AIM: Skip the pictures. Reproduce all other material exactly.

begin EXTRACTED RECORDS

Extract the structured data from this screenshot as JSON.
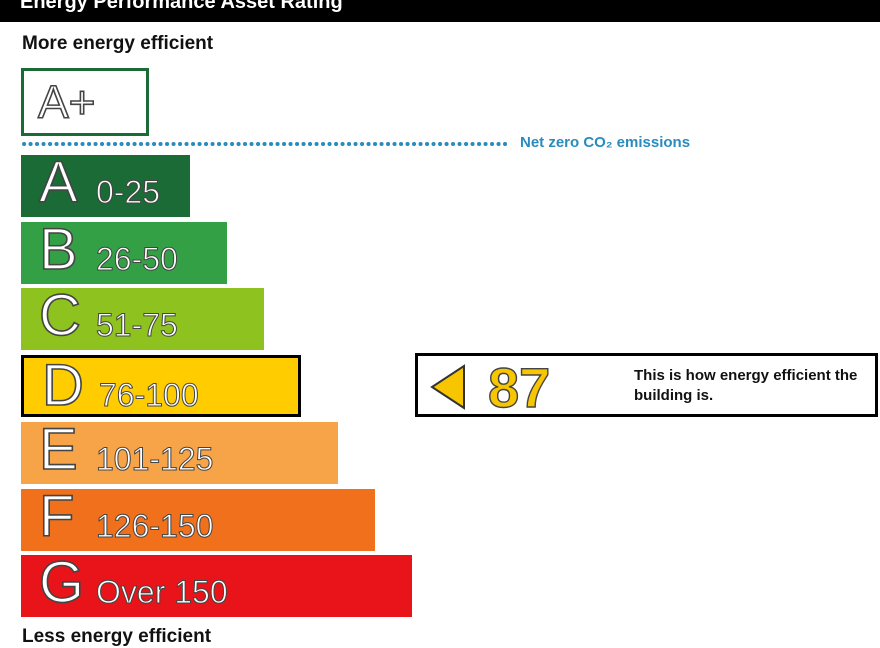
{
  "header": {
    "title": "Energy Performance Asset Rating"
  },
  "labels": {
    "more_efficient": "More energy efficient",
    "less_efficient": "Less energy efficient"
  },
  "top_rating": {
    "letter": "A+",
    "border_color": "#1a6b35"
  },
  "net_zero": {
    "label": "Net zero CO₂ emissions",
    "color": "#2a8bbf"
  },
  "current_rating": {
    "value": "87",
    "band": "D",
    "description": "This is how energy efficient the building is.",
    "arrow_color": "#f7c600"
  },
  "chart_data": {
    "type": "bar",
    "categories": [
      "A",
      "B",
      "C",
      "D",
      "E",
      "F",
      "G"
    ],
    "ranges": [
      "0-25",
      "26-50",
      "51-75",
      "76-100",
      "101-125",
      "126-150",
      "Over 150"
    ],
    "colors": [
      "#1a6b35",
      "#34a046",
      "#8dc21f",
      "#ffcc00",
      "#f7a348",
      "#f0701c",
      "#e81419"
    ],
    "highlighted_band": "D",
    "current_value": 87
  }
}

end EXTRACTED RECORDS

FINISHED EXERCISE:
Extract the structured data from this screenshot as JSON.
{
  "header": {
    "title": "Energy Performance Asset Rating"
  },
  "labels": {
    "more_efficient": "More energy efficient",
    "less_efficient": "Less energy efficient"
  },
  "top_rating": {
    "letter": "A+",
    "border_color": "#1a6b35"
  },
  "net_zero": {
    "label": "Net zero CO₂ emissions",
    "color": "#2a8bbf"
  },
  "current_rating": {
    "value": "87",
    "band": "D",
    "description": "This is how energy efficient the building is.",
    "arrow_color": "#f7c600"
  },
  "chart_data": {
    "type": "bar",
    "categories": [
      "A",
      "B",
      "C",
      "D",
      "E",
      "F",
      "G"
    ],
    "ranges": [
      "0-25",
      "26-50",
      "51-75",
      "76-100",
      "101-125",
      "126-150",
      "Over 150"
    ],
    "colors": [
      "#1a6b35",
      "#34a046",
      "#8dc21f",
      "#ffcc00",
      "#f7a348",
      "#f0701c",
      "#e81419"
    ],
    "highlighted_band": "D",
    "current_value": 87
  }
}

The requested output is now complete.